### DO THIS
Sift the listing for lines that hold the string "Output" and pull them out.

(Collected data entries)
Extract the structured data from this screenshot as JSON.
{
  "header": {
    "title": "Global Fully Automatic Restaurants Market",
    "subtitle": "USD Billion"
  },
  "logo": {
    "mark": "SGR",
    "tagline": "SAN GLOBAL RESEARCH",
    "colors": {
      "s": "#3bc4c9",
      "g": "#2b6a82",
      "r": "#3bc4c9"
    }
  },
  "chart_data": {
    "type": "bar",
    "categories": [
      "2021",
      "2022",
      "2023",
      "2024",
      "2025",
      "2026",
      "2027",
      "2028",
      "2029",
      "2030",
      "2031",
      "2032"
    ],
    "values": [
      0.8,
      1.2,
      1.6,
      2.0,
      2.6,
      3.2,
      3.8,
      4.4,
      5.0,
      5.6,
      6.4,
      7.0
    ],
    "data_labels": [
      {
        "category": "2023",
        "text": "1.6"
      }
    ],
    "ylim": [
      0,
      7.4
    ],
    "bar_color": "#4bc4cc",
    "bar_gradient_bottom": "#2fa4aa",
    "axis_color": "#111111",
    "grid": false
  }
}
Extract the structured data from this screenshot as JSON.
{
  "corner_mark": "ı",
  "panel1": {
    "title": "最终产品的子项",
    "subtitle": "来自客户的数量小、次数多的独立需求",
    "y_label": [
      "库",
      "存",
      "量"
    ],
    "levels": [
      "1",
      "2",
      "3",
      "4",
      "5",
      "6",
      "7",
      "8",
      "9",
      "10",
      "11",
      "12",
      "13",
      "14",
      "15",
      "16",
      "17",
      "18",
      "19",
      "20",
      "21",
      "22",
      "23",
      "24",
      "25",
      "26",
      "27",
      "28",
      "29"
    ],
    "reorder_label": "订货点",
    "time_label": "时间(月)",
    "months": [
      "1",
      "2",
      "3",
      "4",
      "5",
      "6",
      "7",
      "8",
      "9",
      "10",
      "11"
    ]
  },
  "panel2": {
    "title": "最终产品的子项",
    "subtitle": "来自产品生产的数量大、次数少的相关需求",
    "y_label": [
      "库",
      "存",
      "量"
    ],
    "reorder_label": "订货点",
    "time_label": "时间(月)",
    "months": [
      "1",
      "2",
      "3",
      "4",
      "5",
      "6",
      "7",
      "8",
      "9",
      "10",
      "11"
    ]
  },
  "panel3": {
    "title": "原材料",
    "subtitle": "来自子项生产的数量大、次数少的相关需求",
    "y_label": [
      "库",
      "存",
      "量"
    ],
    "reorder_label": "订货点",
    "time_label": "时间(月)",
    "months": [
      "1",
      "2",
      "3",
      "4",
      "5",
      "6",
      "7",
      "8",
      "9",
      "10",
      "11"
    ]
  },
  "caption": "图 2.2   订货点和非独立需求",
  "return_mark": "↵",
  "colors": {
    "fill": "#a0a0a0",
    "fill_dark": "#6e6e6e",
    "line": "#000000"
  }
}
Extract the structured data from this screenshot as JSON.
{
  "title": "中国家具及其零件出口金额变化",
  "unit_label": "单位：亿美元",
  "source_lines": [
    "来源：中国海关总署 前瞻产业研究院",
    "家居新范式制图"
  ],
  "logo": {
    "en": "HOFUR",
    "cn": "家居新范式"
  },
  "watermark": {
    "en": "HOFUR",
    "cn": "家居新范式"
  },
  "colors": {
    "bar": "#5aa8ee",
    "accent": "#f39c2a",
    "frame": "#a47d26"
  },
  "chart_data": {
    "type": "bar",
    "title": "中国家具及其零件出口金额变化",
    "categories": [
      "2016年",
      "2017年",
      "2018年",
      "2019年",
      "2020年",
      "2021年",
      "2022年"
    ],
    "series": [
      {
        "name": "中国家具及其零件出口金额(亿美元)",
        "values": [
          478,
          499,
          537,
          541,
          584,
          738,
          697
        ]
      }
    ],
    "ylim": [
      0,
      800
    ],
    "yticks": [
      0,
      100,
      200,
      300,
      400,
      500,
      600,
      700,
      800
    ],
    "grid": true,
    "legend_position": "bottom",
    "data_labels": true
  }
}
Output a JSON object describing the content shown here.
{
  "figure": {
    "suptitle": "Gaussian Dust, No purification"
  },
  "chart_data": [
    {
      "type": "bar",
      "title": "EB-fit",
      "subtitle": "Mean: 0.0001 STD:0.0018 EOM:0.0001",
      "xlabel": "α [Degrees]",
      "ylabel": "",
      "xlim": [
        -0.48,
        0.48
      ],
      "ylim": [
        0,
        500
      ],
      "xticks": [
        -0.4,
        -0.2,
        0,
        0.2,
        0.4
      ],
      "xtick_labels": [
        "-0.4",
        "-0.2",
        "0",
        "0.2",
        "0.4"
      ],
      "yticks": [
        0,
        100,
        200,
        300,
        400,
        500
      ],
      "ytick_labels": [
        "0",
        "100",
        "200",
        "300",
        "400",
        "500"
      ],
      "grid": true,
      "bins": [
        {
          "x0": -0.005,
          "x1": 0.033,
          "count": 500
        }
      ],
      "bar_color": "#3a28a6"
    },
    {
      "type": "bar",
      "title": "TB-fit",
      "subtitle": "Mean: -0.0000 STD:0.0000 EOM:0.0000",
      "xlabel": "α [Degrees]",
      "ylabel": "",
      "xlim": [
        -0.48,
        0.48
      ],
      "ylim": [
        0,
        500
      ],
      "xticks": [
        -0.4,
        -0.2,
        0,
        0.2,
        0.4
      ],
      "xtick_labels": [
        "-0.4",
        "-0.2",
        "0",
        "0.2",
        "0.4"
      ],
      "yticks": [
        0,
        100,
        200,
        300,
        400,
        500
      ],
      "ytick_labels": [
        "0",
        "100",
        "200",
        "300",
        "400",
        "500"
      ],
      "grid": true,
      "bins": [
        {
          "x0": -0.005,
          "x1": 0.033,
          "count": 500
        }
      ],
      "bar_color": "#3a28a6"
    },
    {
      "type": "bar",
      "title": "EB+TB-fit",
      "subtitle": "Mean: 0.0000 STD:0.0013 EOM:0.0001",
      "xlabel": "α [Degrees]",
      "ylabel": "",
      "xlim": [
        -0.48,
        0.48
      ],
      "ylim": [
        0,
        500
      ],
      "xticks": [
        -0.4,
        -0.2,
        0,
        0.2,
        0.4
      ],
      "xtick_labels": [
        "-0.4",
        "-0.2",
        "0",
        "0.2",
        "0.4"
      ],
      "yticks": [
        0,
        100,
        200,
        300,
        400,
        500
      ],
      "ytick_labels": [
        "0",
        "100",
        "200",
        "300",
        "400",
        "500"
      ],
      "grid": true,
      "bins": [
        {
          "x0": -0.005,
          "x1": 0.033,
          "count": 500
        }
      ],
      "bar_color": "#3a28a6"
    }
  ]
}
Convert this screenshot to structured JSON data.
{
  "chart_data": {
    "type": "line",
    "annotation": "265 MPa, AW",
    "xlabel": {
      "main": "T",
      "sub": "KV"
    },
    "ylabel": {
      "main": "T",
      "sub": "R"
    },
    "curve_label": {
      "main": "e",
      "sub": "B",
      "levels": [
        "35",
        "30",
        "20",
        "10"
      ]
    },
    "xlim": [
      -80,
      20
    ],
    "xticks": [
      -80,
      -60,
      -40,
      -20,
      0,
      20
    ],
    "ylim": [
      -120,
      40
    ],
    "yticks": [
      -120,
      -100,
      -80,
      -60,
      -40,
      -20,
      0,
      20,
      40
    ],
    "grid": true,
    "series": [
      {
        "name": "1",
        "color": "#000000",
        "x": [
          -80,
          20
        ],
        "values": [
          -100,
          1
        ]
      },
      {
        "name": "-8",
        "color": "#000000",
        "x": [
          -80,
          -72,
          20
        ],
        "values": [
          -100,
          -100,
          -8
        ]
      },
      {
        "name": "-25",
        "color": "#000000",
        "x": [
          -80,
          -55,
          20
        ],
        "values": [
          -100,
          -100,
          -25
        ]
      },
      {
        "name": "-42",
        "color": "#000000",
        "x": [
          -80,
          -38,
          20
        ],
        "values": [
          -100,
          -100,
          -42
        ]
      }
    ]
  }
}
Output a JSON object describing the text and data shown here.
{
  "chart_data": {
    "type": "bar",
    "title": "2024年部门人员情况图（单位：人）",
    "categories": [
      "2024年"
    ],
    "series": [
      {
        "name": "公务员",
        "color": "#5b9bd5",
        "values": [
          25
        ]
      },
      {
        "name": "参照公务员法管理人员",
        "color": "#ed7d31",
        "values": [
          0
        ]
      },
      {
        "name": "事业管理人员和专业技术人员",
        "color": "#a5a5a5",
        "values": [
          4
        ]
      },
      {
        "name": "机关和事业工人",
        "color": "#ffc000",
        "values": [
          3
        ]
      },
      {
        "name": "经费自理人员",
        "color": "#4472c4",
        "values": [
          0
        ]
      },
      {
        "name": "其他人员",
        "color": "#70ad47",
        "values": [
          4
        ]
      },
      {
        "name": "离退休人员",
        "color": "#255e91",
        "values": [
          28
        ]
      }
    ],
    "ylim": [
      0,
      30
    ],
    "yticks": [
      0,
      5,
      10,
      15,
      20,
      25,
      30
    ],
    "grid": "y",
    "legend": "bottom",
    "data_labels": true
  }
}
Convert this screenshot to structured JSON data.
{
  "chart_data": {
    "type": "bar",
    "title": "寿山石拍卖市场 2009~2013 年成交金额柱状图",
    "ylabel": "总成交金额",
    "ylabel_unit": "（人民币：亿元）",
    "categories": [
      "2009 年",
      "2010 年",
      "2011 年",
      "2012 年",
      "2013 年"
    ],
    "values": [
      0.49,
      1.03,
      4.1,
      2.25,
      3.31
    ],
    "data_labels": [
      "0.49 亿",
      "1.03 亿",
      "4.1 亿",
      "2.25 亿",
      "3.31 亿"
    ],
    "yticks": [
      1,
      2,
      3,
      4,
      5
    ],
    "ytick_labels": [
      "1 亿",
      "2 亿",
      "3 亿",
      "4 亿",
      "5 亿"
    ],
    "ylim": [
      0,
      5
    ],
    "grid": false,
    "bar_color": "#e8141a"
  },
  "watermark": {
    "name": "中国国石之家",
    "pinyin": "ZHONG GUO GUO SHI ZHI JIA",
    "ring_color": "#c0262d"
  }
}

### RESULT
Output a JSON object describing the content shown here.
Output a JSON object describing the text and data shown here.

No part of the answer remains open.